Stated exercise: Find each line in the listing below that contains the string "Texe", treating uppercase and lowercase as different, and copy those lines out.

Some listing:
---*---
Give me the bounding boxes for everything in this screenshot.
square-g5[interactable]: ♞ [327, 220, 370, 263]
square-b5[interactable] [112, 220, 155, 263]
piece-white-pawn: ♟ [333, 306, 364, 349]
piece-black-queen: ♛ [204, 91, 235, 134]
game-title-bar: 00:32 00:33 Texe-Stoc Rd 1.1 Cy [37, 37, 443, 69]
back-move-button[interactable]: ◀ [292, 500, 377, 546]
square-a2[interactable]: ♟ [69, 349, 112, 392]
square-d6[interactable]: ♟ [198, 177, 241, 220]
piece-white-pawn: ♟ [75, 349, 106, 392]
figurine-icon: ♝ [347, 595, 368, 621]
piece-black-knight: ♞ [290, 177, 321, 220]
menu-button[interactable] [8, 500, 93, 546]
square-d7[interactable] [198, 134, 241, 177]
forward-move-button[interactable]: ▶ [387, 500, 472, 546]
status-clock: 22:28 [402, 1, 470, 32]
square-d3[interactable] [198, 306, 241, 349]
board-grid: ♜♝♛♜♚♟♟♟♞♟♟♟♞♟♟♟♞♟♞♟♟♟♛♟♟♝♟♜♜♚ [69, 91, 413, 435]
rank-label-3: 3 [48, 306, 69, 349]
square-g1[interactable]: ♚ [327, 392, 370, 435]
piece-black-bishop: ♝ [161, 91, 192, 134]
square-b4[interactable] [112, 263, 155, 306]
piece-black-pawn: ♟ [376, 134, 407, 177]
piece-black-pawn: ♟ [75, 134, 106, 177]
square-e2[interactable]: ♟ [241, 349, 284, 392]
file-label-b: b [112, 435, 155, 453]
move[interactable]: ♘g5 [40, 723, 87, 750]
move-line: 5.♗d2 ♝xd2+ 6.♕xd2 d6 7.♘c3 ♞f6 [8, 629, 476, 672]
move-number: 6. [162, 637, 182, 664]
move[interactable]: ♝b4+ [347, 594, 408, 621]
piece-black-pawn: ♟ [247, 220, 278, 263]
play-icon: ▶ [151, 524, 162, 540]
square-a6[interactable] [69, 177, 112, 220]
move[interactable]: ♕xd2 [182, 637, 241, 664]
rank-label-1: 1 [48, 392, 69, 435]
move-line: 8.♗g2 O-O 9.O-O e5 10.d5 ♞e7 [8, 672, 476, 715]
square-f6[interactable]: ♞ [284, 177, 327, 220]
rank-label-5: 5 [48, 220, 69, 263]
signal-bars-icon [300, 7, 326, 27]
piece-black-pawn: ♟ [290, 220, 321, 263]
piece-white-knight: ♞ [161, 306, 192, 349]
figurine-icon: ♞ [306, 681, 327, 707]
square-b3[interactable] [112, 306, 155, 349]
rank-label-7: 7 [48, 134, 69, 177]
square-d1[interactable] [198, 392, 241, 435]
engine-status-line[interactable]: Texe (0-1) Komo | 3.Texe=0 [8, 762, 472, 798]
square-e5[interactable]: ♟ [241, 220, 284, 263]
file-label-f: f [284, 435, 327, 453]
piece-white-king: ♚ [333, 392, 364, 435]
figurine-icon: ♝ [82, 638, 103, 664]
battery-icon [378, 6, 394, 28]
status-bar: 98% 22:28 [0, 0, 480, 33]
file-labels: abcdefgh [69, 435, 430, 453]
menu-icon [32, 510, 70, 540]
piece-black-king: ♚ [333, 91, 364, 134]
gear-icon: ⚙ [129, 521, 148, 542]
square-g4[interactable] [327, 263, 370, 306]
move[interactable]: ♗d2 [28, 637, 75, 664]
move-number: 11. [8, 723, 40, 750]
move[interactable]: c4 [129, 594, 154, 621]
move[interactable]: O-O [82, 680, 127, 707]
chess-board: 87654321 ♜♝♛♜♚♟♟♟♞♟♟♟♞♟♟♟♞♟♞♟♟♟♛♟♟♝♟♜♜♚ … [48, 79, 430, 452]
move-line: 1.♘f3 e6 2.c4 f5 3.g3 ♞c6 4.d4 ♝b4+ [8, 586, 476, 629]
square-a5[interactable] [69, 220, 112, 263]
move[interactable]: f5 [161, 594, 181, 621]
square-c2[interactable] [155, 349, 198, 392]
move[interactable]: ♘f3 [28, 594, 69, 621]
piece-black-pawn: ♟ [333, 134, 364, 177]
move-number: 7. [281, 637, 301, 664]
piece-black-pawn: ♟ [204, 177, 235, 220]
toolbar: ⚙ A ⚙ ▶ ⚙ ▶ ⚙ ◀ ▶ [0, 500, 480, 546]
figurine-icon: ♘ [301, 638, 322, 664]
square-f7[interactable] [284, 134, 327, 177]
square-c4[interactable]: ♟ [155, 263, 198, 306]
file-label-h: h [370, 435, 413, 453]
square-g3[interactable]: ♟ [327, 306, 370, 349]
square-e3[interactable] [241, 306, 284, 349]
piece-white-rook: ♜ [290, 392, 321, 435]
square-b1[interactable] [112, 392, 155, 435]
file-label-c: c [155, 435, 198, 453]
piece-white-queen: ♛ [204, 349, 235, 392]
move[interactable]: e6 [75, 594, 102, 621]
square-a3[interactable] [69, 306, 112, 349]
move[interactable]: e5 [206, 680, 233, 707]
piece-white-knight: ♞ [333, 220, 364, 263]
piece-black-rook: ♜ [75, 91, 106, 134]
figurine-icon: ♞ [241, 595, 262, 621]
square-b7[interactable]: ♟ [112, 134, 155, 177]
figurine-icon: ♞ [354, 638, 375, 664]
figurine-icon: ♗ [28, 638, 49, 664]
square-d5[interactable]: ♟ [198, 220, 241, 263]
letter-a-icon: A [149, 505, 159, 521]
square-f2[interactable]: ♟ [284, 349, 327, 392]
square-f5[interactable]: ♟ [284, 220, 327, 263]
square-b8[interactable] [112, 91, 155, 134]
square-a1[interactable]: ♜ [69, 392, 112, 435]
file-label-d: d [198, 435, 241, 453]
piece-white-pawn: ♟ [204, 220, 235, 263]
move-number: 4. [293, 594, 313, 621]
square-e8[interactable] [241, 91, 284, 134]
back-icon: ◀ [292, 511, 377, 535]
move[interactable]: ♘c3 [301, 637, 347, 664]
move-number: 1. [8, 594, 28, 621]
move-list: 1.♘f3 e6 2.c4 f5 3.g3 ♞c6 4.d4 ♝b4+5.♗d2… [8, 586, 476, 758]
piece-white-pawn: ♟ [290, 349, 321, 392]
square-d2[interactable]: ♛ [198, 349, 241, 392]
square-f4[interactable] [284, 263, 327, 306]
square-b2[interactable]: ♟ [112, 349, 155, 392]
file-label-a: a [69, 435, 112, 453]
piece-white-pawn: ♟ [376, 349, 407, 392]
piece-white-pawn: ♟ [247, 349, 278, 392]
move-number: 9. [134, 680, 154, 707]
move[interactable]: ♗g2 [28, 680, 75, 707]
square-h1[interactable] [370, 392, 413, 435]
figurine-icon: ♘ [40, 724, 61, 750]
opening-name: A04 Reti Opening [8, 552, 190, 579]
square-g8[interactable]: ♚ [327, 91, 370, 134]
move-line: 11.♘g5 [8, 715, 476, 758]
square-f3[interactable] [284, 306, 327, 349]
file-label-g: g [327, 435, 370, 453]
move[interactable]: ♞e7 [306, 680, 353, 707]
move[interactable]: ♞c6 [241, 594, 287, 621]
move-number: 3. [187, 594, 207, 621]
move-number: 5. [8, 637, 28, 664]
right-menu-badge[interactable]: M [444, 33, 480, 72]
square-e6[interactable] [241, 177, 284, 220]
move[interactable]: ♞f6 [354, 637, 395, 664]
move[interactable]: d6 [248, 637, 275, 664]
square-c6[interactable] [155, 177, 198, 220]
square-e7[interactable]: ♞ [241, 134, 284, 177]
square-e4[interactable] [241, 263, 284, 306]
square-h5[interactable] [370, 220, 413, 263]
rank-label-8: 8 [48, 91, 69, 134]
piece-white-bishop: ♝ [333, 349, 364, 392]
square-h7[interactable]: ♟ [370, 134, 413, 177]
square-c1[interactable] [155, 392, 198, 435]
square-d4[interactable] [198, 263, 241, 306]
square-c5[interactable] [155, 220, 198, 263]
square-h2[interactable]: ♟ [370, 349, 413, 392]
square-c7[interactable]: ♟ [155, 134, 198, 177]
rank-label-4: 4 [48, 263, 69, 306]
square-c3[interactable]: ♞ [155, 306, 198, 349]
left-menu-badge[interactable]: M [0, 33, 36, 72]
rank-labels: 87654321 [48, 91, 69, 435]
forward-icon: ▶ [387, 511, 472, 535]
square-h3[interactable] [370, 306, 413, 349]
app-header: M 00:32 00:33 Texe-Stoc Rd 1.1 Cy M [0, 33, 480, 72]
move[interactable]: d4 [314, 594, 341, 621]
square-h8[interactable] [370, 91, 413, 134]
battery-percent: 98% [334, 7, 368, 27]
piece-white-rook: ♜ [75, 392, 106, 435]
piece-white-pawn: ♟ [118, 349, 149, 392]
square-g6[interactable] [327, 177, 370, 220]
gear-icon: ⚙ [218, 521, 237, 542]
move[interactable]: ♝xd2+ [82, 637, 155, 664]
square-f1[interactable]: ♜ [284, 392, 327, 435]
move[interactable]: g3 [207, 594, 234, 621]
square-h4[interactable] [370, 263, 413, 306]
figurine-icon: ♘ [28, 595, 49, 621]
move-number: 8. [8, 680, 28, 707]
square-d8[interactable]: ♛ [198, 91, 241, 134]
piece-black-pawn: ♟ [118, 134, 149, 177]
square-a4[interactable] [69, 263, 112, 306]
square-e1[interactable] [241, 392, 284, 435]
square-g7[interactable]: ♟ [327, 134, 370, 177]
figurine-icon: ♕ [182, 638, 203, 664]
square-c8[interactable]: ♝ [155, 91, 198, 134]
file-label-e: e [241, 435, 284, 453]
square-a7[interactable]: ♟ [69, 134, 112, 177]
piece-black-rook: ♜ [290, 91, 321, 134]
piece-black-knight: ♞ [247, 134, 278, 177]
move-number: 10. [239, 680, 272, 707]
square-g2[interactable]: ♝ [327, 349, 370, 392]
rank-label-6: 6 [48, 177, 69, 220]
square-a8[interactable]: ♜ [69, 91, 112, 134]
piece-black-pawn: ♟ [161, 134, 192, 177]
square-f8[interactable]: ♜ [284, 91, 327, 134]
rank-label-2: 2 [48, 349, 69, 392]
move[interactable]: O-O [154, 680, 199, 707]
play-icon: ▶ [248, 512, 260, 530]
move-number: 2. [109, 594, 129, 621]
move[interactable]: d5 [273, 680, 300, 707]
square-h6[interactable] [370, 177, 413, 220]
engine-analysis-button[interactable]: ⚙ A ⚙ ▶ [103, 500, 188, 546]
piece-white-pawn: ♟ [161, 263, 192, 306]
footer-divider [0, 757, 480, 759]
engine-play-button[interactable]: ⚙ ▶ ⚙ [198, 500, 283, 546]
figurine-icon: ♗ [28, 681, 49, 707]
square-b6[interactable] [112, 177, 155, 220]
---*---
Solved exercise:
game-title-bar: 00:32 00:33 Texe-Stoc Rd 1.1 Cy [37, 37, 443, 69]
engine-status-line[interactable]: Texe (0-1) Komo | 3.Texe=0 [8, 762, 472, 798]
app-header: M 00:32 00:33 Texe-Stoc Rd 1.1 Cy M [0, 33, 480, 72]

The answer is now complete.